Gather up the lines that contain "JSON".

⁂

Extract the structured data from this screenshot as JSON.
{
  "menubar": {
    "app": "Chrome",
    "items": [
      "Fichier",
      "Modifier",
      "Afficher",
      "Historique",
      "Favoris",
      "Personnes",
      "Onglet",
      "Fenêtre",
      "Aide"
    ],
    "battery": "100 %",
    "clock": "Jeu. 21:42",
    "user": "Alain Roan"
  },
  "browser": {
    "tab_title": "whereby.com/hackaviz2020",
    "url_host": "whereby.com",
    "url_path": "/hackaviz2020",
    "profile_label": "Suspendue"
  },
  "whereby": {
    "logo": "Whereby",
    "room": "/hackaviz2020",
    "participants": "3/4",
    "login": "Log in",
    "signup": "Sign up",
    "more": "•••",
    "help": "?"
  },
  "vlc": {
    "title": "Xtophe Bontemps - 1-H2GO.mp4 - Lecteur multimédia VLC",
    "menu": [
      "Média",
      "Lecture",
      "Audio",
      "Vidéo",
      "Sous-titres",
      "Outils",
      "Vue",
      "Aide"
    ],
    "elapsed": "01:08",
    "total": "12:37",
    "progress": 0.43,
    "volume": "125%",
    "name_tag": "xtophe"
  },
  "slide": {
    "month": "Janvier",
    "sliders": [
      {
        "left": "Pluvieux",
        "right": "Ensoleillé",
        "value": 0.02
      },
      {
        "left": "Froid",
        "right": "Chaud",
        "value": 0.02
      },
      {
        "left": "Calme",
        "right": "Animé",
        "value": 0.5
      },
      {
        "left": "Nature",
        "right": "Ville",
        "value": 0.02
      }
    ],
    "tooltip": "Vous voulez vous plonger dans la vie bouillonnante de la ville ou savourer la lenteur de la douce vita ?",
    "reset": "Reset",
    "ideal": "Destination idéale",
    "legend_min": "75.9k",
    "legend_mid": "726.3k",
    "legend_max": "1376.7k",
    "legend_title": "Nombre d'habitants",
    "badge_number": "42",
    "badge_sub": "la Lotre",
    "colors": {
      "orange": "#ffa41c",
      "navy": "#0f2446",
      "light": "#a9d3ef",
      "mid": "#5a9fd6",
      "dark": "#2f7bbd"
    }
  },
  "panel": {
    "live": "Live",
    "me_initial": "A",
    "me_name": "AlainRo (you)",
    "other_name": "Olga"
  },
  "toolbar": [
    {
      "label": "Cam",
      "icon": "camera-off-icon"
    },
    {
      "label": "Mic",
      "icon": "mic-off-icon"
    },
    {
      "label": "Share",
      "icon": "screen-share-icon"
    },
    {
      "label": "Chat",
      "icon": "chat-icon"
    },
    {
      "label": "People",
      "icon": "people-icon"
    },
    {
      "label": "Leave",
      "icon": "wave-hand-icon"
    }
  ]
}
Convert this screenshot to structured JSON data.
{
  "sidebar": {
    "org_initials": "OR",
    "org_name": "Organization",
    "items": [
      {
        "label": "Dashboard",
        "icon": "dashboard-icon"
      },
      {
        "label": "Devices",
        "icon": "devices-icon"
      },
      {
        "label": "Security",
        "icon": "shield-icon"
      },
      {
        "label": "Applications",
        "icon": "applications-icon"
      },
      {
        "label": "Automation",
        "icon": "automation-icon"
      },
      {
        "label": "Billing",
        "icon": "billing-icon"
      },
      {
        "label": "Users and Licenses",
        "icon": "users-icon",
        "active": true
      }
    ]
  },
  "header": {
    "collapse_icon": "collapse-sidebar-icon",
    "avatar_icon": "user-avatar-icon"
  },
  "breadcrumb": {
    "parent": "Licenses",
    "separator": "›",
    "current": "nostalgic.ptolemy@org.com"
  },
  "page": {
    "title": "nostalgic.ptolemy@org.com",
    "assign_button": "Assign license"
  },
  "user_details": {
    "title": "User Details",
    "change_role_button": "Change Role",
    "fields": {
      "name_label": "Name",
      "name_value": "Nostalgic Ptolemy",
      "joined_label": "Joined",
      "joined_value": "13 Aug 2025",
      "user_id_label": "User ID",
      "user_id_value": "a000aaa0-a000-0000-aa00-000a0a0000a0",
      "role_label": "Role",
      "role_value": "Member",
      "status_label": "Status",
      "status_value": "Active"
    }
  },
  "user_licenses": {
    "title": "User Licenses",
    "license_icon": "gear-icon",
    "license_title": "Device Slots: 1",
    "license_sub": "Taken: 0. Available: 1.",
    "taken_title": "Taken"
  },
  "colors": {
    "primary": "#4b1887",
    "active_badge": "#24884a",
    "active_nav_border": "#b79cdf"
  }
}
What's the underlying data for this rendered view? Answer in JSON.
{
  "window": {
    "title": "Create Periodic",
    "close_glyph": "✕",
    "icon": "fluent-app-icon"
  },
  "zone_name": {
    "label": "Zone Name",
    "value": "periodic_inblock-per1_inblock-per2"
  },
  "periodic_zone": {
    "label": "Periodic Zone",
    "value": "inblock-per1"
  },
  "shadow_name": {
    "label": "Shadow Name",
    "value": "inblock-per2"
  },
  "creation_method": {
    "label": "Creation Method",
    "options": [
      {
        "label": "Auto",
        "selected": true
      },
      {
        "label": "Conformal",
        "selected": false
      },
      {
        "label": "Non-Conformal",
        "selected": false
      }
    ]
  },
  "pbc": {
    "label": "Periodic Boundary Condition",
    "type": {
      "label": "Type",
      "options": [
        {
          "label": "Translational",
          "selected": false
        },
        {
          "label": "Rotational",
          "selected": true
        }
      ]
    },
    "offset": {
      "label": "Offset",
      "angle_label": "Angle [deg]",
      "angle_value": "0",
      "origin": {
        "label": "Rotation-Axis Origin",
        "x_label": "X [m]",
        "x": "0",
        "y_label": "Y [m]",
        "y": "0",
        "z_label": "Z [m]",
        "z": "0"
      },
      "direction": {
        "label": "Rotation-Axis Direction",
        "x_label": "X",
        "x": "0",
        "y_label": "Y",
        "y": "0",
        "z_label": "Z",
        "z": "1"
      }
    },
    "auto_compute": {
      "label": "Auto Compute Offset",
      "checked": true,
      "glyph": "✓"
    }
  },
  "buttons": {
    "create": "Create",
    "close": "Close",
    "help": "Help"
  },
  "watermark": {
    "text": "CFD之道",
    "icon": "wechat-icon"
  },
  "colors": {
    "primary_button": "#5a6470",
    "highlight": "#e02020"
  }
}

⁂

◆ **CORRECT OUTPUT**
Extract the structured data from this screenshot as JSON.
Convert this screenshot to structured JSON data.
What's the underlying data for this rendered view? Answer in JSON.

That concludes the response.